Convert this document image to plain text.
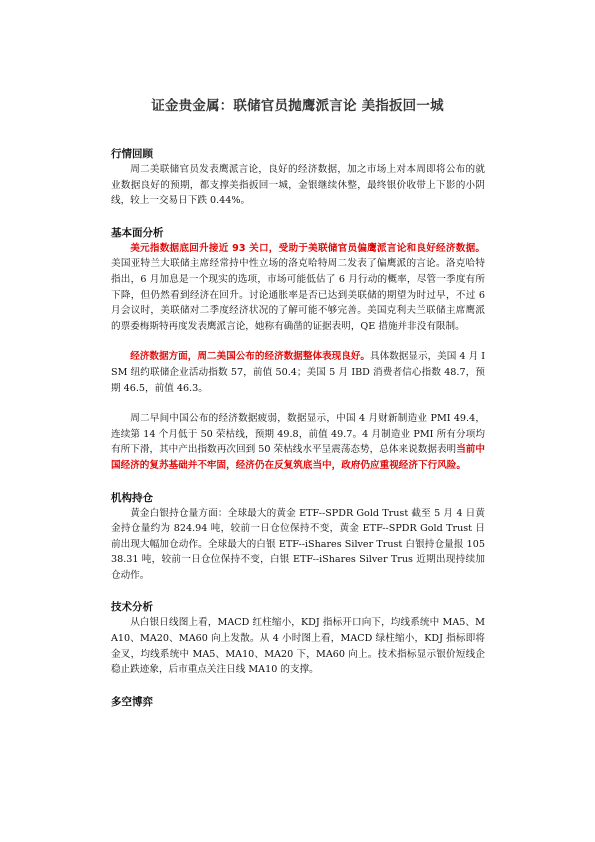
证金贵金属：联储官员抛鹰派言论 美指扳回一城

行情回顾

周二美联储官员发表鹰派言论，良好的经济数据，加之市场上对本周即将公布的就业数据良好的预期，都支撑美指扳回一城，金银继续休整，最终银价收带上下影的小阴线，较上一交易日下跌 0.44%。

基本面分析

美元指数据底回升接近 93 关口，受助于美联储官员偏鹰派言论和良好经济数据。美国亚特兰大联储主席经常持中性立场的洛克哈特周二发表了偏鹰派的言论。洛克哈特指出，6 月加息是一个现实的选项，市场可能低估了 6 月行动的概率，尽管一季度有所下降，但仍然看到经济在回升。讨论通胀率是否已达到美联储的期望为时过早，不过 6 月会议时，美联储对二季度经济状况的了解可能不够完善。美国克利夫兰联储主席鹰派的票委梅斯特再度发表鹰派言论，她称有确凿的证据表明，QE 措施并非没有限制。

经济数据方面，周二美国公布的经济数据整体表现良好。具体数据显示，美国 4 月 ISM 纽约联储企业活动指数 57，前值 50.4；美国 5 月 IBD 消费者信心指数 48.7，预期 46.5，前值 46.3。

周二早间中国公布的经济数据疲弱，数据显示，中国 4 月财新制造业 PMI 49.4，连续第 14 个月低于 50 荣枯线，预期 49.8，前值 49.7。4 月制造业 PMI 所有分项均有所下滑，其中产出指数再次回到 50 荣枯线水平呈震荡态势，总体来说数据表明当前中国经济的复苏基础并不牢固，经济仍在反复筑底当中，政府仍应重视经济下行风险。

机构持仓

黄金白银持仓量方面：全球最大的黄金 ETF--SPDR Gold Trust 截至 5 月 4 日黄金持仓量约为 824.94 吨，较前一日仓位保持不变，黄金 ETF--SPDR Gold Trust 日前出现大幅加仓动作。全球最大的白银 ETF--iShares Silver Trust 白银持仓量报 10538.31 吨，较前一日仓位保持不变，白银 ETF--iShares Silver Trus 近期出现持续加仓动作。

技术分析

从白银日线图上看，MACD 红柱缩小，KDJ 指标开口向下，均线系统中 MA5、MA10、MA20、MA60 向上发散。从 4 小时图上看，MACD 绿柱缩小，KDJ 指标即将金叉，均线系统中 MA5、MA10、MA20 下，MA60 向上。技术指标显示银价短线企稳止跌迹象，后市重点关注日线 MA10 的支撑。

多空博弈
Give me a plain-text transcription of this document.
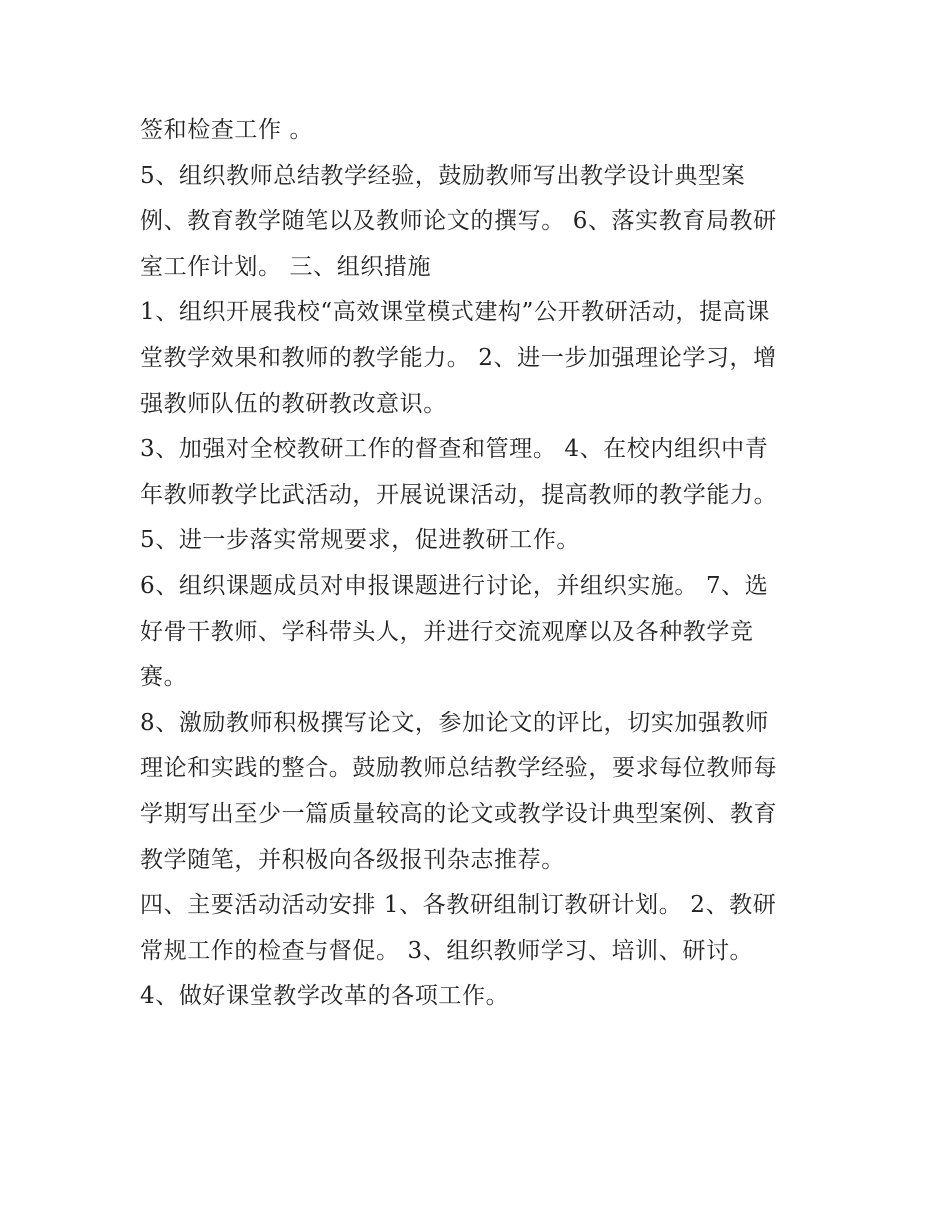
签和检查工作 。
5、组织教师总结教学经验，鼓励教师写出教学设计典型案
例、教育教学随笔以及教师论文的撰写。 6、落实教育局教研
室工作计划。 三、组织措施
1、组织开展我校“高效课堂模式建构”公开教研活动，提高课
堂教学效果和教师的教学能力。 2、进一步加强理论学习，增
强教师队伍的教研教改意识。
3、加强对全校教研工作的督查和管理。 4、在校内组织中青
年教师教学比武活动，开展说课活动，提高教师的教学能力。
5、进一步落实常规要求，促进教研工作。
6、组织课题成员对申报课题进行讨论，并组织实施。 7、选
好骨干教师、学科带头人，并进行交流观摩以及各种教学竞
赛。
8、激励教师积极撰写论文，参加论文的评比，切实加强教师
理论和实践的整合。鼓励教师总结教学经验，要求每位教师每
学期写出至少一篇质量较高的论文或教学设计典型案例、教育
教学随笔，并积极向各级报刊杂志推荐。
四、主要活动活动安排 1、各教研组制订教研计划。 2、教研
常规工作的检查与督促。 3、组织教师学习、培训、研讨。
4、做好课堂教学改革的各项工作。
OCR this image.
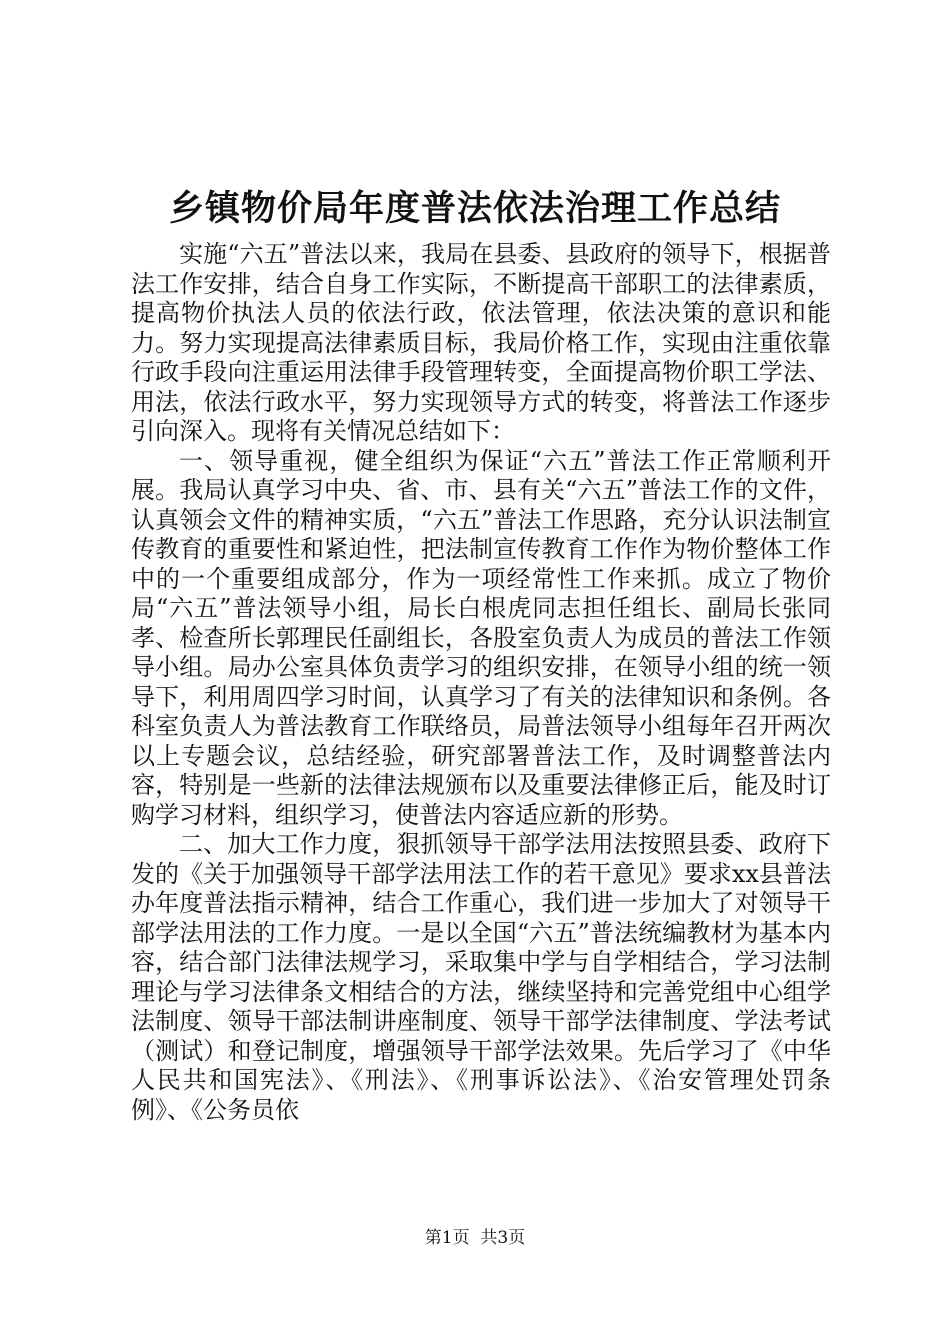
乡镇物价局年度普法依法治理工作总结

实施“六五”普法以来，我局在县委、县政府的领导下，根据普法工作安排，结合自身工作实际，不断提高干部职工的法律素质，提高物价执法人员的依法行政，依法管理，依法决策的意识和能力。努力实现提高法律素质目标，我局价格工作，实现由注重依靠行政手段向注重运用法律手段管理转变，全面提高物价职工学法、用法，依法行政水平，努力实现领导方式的转变，将普法工作逐步引向深入。现将有关情况总结如下：

一、领导重视，健全组织为保证“六五”普法工作正常顺利开展。我局认真学习中央、省、市、县有关“六五”普法工作的文件，认真领会文件的精神实质，“六五”普法工作思路，充分认识法制宣传教育的重要性和紧迫性，把法制宣传教育工作作为物价整体工作中的一个重要组成部分，作为一项经常性工作来抓。成立了物价局“六五”普法领导小组，局长白根虎同志担任组长、副局长张同孝、检查所长郭理民任副组长，各股室负责人为成员的普法工作领导小组。局办公室具体负责学习的组织安排，在领导小组的统一领导下，利用周四学习时间，认真学习了有关的法律知识和条例。各科室负责人为普法教育工作联络员，局普法领导小组每年召开两次以上专题会议，总结经验，研究部署普法工作，及时调整普法内容，特别是一些新的法律法规颁布以及重要法律修正后，能及时订购学习材料，组织学习，使普法内容适应新的形势。

二、加大工作力度，狠抓领导干部学法用法按照县委、政府下发的《关于加强领导干部学法用法工作的若干意见》要求xx县普法办年度普法指示精神，结合工作重心，我们进一步加大了对领导干部学法用法的工作力度。一是以全国“六五”普法统编教材为基本内容，结合部门法律法规学习，采取集中学与自学相结合，学习法制理论与学习法律条文相结合的方法，继续坚持和完善党组中心组学法制度、领导干部法制讲座制度、领导干部学法律制度、学法考试（测试）和登记制度，增强领导干部学法效果。先后学习了《中华人民共和国宪法》、《刑法》、《刑事诉讼法》、《治安管理处罚条例》、《公务员依

第1页 共3页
════════════════════
Goal of the exercise: In the records, locate each line holding the string "image" and copy it.

Result of the exercise:
Convert this document image to plain text.
OCR this image.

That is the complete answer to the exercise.